→ Work to be completed: Where a line in the listing below contains the word "text", copy that line.

[BEGIN Given data]

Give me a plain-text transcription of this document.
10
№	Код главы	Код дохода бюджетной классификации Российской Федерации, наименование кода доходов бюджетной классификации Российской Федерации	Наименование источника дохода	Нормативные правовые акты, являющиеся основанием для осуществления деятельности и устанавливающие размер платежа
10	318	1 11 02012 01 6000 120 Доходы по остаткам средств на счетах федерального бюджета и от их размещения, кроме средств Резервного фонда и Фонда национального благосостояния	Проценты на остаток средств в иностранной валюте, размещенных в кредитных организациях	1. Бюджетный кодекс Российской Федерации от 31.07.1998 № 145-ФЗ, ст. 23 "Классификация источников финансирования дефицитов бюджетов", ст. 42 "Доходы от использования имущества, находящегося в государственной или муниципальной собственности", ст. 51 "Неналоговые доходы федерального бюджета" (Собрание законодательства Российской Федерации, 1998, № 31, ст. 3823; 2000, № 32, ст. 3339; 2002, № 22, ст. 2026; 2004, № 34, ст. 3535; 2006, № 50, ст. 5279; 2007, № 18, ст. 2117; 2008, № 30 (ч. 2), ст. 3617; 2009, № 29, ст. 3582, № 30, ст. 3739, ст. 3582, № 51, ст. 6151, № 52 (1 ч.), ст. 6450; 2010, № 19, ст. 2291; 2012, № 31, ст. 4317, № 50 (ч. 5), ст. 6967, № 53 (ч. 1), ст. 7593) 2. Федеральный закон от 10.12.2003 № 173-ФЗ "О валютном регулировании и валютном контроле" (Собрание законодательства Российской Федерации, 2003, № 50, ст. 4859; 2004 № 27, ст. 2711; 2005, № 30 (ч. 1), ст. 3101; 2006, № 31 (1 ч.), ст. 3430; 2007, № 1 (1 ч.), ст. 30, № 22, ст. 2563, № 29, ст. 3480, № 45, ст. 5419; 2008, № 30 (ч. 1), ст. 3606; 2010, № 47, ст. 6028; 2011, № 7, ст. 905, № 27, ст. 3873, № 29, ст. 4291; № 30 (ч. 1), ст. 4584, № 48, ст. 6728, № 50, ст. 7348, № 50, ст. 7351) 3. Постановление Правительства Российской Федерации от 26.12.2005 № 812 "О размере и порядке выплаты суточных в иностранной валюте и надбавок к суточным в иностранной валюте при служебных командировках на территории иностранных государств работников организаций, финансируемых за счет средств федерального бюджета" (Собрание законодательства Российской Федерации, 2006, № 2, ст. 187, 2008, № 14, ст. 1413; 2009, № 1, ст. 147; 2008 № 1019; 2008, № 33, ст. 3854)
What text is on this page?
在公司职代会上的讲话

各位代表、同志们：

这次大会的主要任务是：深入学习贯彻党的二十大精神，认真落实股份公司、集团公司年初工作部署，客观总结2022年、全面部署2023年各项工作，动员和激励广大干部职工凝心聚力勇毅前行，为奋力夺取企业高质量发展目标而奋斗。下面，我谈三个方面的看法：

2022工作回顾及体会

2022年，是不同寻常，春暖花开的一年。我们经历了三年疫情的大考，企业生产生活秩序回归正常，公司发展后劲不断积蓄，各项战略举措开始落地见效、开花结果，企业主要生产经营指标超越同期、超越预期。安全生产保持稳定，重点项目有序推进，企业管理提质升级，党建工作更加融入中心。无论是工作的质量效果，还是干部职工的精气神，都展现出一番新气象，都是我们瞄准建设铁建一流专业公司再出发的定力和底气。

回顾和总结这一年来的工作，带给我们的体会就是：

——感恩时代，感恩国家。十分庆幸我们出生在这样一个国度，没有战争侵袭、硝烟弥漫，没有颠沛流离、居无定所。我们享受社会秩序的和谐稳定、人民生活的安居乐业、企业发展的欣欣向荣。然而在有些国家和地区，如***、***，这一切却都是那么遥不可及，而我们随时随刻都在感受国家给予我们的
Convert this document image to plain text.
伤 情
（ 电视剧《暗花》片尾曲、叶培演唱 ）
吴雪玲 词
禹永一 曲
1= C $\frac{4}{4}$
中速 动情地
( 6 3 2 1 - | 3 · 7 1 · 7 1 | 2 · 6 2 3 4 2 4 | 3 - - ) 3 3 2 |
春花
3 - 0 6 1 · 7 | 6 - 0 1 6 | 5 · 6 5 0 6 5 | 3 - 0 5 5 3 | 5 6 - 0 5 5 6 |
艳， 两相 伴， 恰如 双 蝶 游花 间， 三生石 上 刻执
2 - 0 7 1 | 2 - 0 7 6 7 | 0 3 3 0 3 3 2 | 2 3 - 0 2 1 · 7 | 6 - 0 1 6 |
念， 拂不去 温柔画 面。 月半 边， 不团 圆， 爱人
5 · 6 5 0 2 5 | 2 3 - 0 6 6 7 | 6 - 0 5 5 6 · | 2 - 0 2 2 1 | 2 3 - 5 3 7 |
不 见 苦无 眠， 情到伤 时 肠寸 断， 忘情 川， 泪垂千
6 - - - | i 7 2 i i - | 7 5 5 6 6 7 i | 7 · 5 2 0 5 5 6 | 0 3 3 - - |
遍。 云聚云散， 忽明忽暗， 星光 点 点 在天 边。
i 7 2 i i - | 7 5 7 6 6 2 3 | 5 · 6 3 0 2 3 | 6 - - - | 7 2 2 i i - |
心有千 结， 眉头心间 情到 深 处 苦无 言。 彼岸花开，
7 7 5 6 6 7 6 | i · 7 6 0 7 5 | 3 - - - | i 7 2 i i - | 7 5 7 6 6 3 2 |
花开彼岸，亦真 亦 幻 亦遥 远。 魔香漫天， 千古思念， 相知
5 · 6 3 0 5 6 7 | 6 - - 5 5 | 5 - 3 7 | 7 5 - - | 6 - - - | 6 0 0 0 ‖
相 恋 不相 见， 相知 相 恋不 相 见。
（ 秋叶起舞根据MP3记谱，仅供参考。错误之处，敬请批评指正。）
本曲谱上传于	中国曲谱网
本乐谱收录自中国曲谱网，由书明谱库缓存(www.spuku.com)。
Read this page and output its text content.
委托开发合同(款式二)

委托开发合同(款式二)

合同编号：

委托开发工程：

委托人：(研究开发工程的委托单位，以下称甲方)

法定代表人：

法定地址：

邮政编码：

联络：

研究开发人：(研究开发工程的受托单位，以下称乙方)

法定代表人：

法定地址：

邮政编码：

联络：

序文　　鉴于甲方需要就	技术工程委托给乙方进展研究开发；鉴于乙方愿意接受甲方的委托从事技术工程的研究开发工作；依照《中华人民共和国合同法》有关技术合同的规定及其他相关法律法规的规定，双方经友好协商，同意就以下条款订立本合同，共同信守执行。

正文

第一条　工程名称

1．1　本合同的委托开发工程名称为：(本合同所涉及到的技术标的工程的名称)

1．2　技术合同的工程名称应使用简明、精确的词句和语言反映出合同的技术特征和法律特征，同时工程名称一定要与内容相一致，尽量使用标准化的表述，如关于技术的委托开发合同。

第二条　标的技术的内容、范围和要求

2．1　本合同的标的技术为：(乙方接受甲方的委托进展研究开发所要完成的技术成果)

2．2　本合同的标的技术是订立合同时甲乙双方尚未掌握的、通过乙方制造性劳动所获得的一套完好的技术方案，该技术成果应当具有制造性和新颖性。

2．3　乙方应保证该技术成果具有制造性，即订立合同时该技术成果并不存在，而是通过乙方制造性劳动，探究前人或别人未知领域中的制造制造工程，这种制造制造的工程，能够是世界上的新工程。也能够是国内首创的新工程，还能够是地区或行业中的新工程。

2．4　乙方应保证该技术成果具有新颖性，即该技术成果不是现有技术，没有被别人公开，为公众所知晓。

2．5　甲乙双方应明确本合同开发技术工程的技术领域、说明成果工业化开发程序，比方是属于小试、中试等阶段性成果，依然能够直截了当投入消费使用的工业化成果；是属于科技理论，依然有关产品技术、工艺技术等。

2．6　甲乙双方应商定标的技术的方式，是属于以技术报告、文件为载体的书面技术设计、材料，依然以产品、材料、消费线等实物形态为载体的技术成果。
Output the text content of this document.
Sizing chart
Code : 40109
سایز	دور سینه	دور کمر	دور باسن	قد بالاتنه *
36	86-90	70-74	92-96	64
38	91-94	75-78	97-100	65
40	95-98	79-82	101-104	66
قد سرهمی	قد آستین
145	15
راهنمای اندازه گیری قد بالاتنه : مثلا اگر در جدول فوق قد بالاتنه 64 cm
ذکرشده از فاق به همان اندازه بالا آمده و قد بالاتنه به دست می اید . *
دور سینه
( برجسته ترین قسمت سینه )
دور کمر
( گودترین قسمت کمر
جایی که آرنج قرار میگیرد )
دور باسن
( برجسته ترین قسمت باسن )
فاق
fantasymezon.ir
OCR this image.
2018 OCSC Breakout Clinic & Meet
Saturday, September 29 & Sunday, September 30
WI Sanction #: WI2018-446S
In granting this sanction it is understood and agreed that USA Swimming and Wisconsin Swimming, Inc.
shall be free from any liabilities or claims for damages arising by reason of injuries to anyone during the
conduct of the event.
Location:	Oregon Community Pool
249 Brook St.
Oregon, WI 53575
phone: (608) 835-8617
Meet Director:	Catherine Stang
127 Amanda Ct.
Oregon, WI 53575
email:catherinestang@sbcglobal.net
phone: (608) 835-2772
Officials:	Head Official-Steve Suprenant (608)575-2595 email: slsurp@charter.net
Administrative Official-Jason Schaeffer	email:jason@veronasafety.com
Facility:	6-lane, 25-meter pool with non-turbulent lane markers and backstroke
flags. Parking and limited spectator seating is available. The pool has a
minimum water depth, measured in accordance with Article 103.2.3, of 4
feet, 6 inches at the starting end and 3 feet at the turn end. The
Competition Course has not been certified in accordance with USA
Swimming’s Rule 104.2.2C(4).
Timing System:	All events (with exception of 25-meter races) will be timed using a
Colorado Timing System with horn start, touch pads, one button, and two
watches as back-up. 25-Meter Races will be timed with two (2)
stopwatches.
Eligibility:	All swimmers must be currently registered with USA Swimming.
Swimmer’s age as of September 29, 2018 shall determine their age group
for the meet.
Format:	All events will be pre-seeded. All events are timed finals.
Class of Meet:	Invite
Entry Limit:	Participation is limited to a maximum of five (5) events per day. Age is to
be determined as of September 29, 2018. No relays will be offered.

[END Given data]

→ Complete output:
Give me a plain-text transcription of this document.
What text is on this page?
Convert this document image to plain text.
Read this page and output its text content.
Output the text content of this document.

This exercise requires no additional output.